- **WHAT THE TASK REQUIRES**:
List each line of the data that holds the word "cherd".

________

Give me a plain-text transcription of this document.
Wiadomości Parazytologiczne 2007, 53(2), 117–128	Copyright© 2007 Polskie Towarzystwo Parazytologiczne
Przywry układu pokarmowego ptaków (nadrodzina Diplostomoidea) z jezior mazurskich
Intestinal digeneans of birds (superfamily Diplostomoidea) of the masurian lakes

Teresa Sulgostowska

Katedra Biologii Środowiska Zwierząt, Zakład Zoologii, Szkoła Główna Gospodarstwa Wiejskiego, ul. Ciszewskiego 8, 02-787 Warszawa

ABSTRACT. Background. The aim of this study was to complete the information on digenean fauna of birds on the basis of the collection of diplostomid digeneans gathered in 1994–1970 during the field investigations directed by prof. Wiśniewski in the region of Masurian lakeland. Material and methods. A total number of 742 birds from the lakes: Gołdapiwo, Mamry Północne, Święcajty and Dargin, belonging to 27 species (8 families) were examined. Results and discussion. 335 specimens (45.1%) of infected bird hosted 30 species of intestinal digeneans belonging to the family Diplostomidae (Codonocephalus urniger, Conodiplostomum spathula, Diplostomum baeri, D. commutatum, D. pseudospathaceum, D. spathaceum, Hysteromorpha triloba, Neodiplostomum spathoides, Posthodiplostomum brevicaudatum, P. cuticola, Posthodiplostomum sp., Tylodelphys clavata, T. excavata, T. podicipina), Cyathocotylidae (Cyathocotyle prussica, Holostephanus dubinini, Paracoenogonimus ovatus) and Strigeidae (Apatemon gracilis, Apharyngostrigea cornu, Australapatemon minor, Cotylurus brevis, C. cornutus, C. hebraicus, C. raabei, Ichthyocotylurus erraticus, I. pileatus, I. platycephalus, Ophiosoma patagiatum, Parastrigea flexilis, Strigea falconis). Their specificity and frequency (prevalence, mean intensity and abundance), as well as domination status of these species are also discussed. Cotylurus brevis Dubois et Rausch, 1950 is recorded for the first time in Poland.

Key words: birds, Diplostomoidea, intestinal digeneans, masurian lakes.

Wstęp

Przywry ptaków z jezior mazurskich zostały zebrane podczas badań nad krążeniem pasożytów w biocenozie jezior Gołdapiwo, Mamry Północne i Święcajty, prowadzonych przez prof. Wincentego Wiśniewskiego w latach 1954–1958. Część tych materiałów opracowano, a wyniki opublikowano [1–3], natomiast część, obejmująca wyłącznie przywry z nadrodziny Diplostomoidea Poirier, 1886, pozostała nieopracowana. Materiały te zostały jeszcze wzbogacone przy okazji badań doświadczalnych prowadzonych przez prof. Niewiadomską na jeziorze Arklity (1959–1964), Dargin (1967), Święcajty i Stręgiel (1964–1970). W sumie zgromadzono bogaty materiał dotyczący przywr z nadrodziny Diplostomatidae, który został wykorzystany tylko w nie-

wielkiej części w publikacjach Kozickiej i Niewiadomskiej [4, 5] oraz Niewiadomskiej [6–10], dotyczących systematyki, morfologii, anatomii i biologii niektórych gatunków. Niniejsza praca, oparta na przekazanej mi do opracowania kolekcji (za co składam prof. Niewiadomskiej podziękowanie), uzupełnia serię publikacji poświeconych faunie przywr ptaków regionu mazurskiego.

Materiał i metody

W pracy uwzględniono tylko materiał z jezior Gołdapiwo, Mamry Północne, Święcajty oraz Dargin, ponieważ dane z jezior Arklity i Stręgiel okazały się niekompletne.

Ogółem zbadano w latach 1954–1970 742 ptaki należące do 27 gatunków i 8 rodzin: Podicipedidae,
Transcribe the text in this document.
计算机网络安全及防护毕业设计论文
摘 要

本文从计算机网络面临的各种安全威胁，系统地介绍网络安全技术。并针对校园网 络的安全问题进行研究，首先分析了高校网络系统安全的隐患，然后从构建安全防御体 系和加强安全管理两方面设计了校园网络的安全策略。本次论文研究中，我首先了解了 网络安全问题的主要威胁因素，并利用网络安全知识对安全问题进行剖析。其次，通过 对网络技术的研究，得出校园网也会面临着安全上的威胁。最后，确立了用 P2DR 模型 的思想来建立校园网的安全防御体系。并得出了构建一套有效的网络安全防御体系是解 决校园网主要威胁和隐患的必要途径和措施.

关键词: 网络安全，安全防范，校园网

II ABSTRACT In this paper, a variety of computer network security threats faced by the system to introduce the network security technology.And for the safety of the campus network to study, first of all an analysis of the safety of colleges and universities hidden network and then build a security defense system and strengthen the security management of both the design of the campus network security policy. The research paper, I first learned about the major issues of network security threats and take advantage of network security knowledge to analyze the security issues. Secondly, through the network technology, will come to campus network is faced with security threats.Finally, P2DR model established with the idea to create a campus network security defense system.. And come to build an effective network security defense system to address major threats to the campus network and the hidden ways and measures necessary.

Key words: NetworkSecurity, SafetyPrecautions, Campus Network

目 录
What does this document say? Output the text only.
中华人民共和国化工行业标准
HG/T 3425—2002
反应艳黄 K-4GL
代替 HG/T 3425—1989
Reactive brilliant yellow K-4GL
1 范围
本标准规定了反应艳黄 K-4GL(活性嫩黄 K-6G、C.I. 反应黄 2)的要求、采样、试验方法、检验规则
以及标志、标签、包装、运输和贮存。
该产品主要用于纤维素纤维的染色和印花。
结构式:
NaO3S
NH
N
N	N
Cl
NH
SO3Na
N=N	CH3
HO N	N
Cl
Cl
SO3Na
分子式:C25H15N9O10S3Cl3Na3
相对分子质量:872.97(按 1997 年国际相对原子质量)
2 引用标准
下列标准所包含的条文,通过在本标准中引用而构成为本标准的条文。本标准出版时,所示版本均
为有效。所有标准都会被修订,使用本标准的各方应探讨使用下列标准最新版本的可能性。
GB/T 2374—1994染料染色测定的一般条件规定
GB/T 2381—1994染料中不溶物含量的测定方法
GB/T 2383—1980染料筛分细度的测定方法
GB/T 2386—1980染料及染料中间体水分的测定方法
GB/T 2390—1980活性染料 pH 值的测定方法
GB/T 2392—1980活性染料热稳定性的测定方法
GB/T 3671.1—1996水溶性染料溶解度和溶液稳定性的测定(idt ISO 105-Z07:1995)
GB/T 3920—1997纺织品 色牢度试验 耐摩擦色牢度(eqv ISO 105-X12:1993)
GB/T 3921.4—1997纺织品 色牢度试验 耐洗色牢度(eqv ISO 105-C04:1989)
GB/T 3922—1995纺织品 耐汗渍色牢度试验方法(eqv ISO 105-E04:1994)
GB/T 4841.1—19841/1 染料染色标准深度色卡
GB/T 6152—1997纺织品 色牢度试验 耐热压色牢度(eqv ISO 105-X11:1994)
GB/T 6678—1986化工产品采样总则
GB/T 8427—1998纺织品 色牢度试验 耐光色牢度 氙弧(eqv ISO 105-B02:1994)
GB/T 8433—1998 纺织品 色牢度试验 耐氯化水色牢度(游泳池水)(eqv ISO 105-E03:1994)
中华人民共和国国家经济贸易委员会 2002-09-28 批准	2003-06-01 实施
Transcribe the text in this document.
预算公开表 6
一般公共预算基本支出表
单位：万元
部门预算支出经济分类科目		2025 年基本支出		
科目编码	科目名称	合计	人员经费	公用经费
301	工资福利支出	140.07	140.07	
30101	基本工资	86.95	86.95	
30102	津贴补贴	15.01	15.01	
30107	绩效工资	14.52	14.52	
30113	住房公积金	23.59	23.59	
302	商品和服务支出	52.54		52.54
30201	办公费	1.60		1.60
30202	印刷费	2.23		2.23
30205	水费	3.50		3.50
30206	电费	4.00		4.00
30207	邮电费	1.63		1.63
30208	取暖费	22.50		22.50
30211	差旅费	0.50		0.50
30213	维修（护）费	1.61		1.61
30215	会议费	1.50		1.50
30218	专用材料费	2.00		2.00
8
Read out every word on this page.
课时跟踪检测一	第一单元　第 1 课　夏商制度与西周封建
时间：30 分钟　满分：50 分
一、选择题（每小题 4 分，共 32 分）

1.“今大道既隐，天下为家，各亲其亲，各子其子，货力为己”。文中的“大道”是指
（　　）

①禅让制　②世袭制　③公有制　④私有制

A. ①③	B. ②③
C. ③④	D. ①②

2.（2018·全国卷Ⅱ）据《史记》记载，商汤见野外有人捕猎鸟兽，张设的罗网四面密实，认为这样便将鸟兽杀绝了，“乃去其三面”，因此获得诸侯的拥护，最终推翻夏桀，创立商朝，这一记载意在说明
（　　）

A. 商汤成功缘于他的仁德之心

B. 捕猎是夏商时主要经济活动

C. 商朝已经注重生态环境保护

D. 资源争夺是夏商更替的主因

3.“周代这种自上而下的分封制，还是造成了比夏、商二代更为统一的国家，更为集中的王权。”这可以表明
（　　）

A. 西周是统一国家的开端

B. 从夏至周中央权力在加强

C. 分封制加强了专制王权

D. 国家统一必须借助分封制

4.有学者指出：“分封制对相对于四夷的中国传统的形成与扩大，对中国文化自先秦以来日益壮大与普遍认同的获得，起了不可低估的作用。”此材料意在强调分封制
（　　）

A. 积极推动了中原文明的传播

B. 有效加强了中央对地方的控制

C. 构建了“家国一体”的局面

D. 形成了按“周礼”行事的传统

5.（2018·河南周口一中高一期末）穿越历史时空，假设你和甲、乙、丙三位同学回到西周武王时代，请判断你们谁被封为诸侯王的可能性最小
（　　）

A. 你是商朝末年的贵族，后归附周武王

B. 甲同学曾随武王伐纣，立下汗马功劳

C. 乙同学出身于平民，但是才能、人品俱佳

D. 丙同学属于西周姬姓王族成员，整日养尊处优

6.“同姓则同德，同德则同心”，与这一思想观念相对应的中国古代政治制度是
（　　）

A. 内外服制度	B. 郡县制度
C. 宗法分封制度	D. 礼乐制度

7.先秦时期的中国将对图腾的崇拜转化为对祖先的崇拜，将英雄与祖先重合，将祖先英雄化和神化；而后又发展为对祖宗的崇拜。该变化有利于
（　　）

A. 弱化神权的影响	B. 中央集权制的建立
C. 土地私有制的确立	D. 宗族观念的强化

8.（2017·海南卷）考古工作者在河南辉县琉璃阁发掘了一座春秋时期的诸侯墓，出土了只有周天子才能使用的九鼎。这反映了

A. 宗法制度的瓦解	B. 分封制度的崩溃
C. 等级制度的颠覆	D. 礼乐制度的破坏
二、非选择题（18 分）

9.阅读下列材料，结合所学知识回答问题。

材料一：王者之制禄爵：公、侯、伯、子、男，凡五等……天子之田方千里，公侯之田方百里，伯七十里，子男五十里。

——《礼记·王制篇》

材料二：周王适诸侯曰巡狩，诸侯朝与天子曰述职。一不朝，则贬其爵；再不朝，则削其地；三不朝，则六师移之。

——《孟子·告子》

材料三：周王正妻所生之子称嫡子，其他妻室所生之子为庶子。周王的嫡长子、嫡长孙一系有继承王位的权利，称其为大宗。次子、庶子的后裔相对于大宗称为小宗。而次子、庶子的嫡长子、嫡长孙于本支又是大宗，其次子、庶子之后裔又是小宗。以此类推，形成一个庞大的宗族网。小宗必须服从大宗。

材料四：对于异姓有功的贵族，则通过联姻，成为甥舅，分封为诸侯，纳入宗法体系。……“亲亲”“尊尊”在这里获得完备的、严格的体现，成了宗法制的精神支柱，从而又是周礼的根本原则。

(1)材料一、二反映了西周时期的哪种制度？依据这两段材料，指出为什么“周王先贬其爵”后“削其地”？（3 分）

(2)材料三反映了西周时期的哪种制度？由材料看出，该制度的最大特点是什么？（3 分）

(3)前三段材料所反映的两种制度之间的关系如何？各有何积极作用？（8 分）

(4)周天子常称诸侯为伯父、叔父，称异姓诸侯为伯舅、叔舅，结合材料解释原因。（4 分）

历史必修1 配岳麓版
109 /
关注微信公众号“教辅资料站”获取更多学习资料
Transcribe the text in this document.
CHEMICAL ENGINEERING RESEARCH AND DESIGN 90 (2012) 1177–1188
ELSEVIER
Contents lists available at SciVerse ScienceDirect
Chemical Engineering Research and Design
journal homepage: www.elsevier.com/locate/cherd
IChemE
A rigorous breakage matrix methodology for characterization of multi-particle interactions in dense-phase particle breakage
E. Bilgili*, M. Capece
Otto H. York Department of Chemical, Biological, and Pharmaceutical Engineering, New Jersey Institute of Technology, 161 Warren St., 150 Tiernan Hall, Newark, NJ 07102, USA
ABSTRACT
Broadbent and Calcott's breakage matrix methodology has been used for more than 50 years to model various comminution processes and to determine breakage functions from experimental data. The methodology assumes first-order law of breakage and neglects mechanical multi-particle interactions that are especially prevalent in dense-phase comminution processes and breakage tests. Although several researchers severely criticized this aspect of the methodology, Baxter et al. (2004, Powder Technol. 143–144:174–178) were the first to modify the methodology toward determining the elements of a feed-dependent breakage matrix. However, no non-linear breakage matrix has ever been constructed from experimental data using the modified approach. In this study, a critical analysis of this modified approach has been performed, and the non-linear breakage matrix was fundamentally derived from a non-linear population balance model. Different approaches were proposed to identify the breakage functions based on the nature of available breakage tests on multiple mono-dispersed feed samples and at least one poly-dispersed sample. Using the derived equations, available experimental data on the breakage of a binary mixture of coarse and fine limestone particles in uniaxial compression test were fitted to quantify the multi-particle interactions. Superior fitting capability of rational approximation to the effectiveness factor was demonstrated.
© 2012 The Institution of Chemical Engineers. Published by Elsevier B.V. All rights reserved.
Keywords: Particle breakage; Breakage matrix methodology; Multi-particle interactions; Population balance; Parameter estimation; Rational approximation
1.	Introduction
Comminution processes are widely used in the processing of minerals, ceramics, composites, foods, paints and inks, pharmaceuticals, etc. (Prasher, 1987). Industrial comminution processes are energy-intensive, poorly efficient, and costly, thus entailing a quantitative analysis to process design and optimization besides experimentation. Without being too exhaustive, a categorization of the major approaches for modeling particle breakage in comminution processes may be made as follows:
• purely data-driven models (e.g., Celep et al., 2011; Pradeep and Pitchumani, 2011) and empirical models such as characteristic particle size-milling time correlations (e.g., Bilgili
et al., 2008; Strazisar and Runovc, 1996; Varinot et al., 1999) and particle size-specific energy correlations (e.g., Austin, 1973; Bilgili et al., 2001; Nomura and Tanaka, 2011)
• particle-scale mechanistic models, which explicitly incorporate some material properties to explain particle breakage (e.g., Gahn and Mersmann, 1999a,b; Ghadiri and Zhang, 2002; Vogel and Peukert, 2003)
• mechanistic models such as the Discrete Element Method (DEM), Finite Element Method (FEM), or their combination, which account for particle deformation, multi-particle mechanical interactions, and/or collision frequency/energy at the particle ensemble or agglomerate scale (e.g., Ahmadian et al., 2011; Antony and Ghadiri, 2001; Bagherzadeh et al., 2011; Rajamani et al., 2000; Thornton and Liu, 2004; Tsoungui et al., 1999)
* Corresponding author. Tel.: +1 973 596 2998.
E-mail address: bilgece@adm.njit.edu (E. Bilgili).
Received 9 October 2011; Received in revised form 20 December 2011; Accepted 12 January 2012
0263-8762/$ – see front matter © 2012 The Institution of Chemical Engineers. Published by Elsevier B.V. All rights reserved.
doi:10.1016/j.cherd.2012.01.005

________

- **EXERCISE RESPONSE**:
journal homepage: www.elsevier.com/locate/cherd
doi:10.1016/j.cherd.2012.01.005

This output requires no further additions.